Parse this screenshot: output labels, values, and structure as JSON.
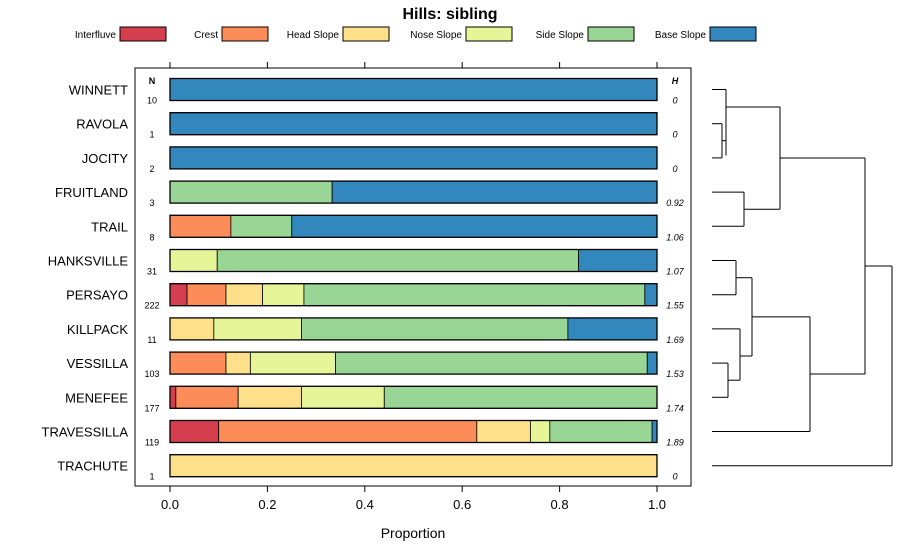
{
  "chart_data": {
    "type": "bar",
    "stacked": true,
    "orientation": "horizontal",
    "title": "Hills: sibling",
    "xlabel": "Proportion",
    "ylabel": "",
    "xlim": [
      0,
      1
    ],
    "x_ticks": [
      "0.0",
      "0.2",
      "0.4",
      "0.6",
      "0.8",
      "1.0"
    ],
    "n_header": "N",
    "h_header": "H",
    "legend": [
      {
        "name": "Interfluve",
        "color": "#d53e4f"
      },
      {
        "name": "Crest",
        "color": "#fc8d59"
      },
      {
        "name": "Head Slope",
        "color": "#fee08b"
      },
      {
        "name": "Nose Slope",
        "color": "#e6f598"
      },
      {
        "name": "Side Slope",
        "color": "#99d594"
      },
      {
        "name": "Base Slope",
        "color": "#3288bd"
      }
    ],
    "categories": [
      "WINNETT",
      "RAVOLA",
      "JOCITY",
      "FRUITLAND",
      "TRAIL",
      "HANKSVILLE",
      "PERSAYO",
      "KILLPACK",
      "VESSILLA",
      "MENEFEE",
      "TRAVESSILLA",
      "TRACHUTE"
    ],
    "n": [
      "10",
      "1",
      "2",
      "3",
      "8",
      "31",
      "222",
      "11",
      "103",
      "177",
      "119",
      "1"
    ],
    "h": [
      "0",
      "0",
      "0",
      "0.92",
      "1.06",
      "1.07",
      "1.55",
      "1.69",
      "1.53",
      "1.74",
      "1.89",
      "0"
    ],
    "series": [
      {
        "name": "Interfluve",
        "values": [
          0,
          0,
          0,
          0,
          0,
          0,
          0.035,
          0,
          0,
          0.012,
          0.1,
          0
        ]
      },
      {
        "name": "Crest",
        "values": [
          0,
          0,
          0,
          0,
          0.125,
          0,
          0.08,
          0,
          0.115,
          0.128,
          0.53,
          0
        ]
      },
      {
        "name": "Head Slope",
        "values": [
          0,
          0,
          0,
          0,
          0,
          0,
          0.075,
          0.09,
          0.05,
          0.13,
          0.11,
          1.0
        ]
      },
      {
        "name": "Nose Slope",
        "values": [
          0,
          0,
          0,
          0,
          0,
          0.097,
          0.085,
          0.18,
          0.175,
          0.17,
          0.04,
          0
        ]
      },
      {
        "name": "Side Slope",
        "values": [
          0,
          0,
          0,
          0.333,
          0.125,
          0.742,
          0.7,
          0.547,
          0.64,
          0.56,
          0.21,
          0
        ]
      },
      {
        "name": "Base Slope",
        "values": [
          1.0,
          1.0,
          1.0,
          0.667,
          0.75,
          0.161,
          0.025,
          0.183,
          0.02,
          0,
          0.01,
          0
        ]
      }
    ],
    "dendrogram": "hierarchical clustering of the 12 series (drawn at right)"
  }
}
□ □ □ □ □ □ □
## Exercise
The pictures should not be reproduced; quote all of the other material exactly.

## Output for this exercise
Parse this screenshot: output labels, values, and structure as JSON.
{
  "chart_data": {
    "type": "bar",
    "stacked": true,
    "orientation": "horizontal",
    "title": "Hills: sibling",
    "xlabel": "Proportion",
    "ylabel": "",
    "xlim": [
      0,
      1
    ],
    "x_ticks": [
      "0.0",
      "0.2",
      "0.4",
      "0.6",
      "0.8",
      "1.0"
    ],
    "n_header": "N",
    "h_header": "H",
    "legend": [
      {
        "name": "Interfluve",
        "color": "#d53e4f"
      },
      {
        "name": "Crest",
        "color": "#fc8d59"
      },
      {
        "name": "Head Slope",
        "color": "#fee08b"
      },
      {
        "name": "Nose Slope",
        "color": "#e6f598"
      },
      {
        "name": "Side Slope",
        "color": "#99d594"
      },
      {
        "name": "Base Slope",
        "color": "#3288bd"
      }
    ],
    "categories": [
      "WINNETT",
      "RAVOLA",
      "JOCITY",
      "FRUITLAND",
      "TRAIL",
      "HANKSVILLE",
      "PERSAYO",
      "KILLPACK",
      "VESSILLA",
      "MENEFEE",
      "TRAVESSILLA",
      "TRACHUTE"
    ],
    "n": [
      "10",
      "1",
      "2",
      "3",
      "8",
      "31",
      "222",
      "11",
      "103",
      "177",
      "119",
      "1"
    ],
    "h": [
      "0",
      "0",
      "0",
      "0.92",
      "1.06",
      "1.07",
      "1.55",
      "1.69",
      "1.53",
      "1.74",
      "1.89",
      "0"
    ],
    "series": [
      {
        "name": "Interfluve",
        "values": [
          0,
          0,
          0,
          0,
          0,
          0,
          0.035,
          0,
          0,
          0.012,
          0.1,
          0
        ]
      },
      {
        "name": "Crest",
        "values": [
          0,
          0,
          0,
          0,
          0.125,
          0,
          0.08,
          0,
          0.115,
          0.128,
          0.53,
          0
        ]
      },
      {
        "name": "Head Slope",
        "values": [
          0,
          0,
          0,
          0,
          0,
          0,
          0.075,
          0.09,
          0.05,
          0.13,
          0.11,
          1.0
        ]
      },
      {
        "name": "Nose Slope",
        "values": [
          0,
          0,
          0,
          0,
          0,
          0.097,
          0.085,
          0.18,
          0.175,
          0.17,
          0.04,
          0
        ]
      },
      {
        "name": "Side Slope",
        "values": [
          0,
          0,
          0,
          0.333,
          0.125,
          0.742,
          0.7,
          0.547,
          0.64,
          0.56,
          0.21,
          0
        ]
      },
      {
        "name": "Base Slope",
        "values": [
          1.0,
          1.0,
          1.0,
          0.667,
          0.75,
          0.161,
          0.025,
          0.183,
          0.02,
          0,
          0.01,
          0
        ]
      }
    ],
    "dendrogram": "hierarchical clustering of the 12 series (drawn at right)"
  }
}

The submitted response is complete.